-- Begin Exercise data --
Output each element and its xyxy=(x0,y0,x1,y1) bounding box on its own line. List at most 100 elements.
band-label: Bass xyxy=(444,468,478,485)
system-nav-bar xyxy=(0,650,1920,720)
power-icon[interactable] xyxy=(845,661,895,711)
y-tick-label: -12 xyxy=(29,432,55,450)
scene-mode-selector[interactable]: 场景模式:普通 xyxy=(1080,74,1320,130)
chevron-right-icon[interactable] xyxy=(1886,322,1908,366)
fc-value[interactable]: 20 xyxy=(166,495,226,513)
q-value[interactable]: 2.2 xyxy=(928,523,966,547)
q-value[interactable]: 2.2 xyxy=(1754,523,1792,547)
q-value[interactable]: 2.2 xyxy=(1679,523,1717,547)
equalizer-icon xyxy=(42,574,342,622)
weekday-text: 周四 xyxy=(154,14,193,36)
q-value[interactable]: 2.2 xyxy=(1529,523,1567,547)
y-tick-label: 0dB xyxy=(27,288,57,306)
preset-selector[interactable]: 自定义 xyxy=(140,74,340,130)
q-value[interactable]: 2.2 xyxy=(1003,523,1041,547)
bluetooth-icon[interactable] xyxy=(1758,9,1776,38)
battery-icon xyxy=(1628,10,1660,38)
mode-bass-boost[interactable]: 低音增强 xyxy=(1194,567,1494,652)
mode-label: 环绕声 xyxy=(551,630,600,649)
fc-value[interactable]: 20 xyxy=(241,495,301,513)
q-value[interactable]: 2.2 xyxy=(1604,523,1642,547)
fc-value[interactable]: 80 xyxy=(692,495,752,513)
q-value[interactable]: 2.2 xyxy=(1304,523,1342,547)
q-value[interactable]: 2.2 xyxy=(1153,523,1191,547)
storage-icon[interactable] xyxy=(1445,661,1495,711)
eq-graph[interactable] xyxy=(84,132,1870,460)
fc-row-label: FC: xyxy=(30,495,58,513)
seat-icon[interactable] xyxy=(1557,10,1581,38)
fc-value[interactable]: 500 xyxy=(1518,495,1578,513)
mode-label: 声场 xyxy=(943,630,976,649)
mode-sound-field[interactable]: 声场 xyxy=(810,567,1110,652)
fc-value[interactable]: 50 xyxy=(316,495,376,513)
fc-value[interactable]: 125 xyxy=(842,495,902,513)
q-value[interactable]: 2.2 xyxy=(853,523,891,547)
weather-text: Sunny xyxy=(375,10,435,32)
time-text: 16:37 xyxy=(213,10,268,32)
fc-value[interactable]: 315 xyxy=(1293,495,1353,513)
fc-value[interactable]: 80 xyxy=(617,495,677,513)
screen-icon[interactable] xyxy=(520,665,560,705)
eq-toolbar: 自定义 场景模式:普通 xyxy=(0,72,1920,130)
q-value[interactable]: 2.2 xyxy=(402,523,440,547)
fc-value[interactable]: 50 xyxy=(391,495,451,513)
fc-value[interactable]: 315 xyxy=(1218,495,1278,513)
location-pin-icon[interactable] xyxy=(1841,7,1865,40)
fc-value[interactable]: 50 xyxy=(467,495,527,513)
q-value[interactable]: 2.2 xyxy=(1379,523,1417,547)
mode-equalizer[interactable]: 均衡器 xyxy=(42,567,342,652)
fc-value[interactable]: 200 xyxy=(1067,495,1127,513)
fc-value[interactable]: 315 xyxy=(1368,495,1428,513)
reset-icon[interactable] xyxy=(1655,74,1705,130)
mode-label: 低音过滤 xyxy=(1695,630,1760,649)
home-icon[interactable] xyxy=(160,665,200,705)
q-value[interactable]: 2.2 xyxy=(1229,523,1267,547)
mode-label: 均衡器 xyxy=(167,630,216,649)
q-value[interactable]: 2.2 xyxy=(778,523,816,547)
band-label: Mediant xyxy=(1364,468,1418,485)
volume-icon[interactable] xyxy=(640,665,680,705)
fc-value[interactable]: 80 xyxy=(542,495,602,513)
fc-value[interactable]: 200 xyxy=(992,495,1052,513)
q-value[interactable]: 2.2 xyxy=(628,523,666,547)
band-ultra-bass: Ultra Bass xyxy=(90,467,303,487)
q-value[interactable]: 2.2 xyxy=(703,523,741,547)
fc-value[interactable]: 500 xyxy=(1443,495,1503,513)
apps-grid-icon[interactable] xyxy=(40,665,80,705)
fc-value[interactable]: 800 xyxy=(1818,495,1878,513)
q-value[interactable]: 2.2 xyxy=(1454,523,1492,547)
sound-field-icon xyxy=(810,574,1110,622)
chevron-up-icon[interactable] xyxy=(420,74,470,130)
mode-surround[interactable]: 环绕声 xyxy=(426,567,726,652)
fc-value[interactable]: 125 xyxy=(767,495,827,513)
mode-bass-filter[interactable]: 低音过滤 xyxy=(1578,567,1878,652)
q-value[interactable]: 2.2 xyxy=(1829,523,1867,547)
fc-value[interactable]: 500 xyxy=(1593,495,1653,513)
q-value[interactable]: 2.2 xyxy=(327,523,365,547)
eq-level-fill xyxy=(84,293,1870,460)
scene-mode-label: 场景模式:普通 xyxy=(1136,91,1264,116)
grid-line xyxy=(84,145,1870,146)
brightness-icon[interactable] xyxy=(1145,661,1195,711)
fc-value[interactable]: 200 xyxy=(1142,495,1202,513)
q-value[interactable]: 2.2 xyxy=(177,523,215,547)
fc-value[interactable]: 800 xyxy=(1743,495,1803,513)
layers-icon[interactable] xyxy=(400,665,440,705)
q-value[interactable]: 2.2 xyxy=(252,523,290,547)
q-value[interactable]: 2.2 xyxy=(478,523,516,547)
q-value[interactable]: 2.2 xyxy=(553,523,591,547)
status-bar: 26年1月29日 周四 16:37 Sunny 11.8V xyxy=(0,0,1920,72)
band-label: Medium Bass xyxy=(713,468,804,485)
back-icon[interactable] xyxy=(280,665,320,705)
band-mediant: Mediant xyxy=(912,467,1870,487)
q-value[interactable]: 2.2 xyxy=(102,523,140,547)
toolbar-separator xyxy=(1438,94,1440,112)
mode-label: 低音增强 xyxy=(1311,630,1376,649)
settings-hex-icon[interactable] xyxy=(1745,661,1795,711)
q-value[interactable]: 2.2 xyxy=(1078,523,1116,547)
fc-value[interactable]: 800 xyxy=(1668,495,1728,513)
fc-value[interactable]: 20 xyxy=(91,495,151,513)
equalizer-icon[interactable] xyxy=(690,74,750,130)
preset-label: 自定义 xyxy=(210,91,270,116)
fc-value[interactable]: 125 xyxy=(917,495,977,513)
-- End Exercise data --
Problem description: Pick out each line of the records that contains the string "selector", and copy those lines. The match is case-sensitive.

Solution for this problem:
scene-mode-selector[interactable]: 场景模式:普通 xyxy=(1080,74,1320,130)
preset-selector[interactable]: 自定义 xyxy=(140,74,340,130)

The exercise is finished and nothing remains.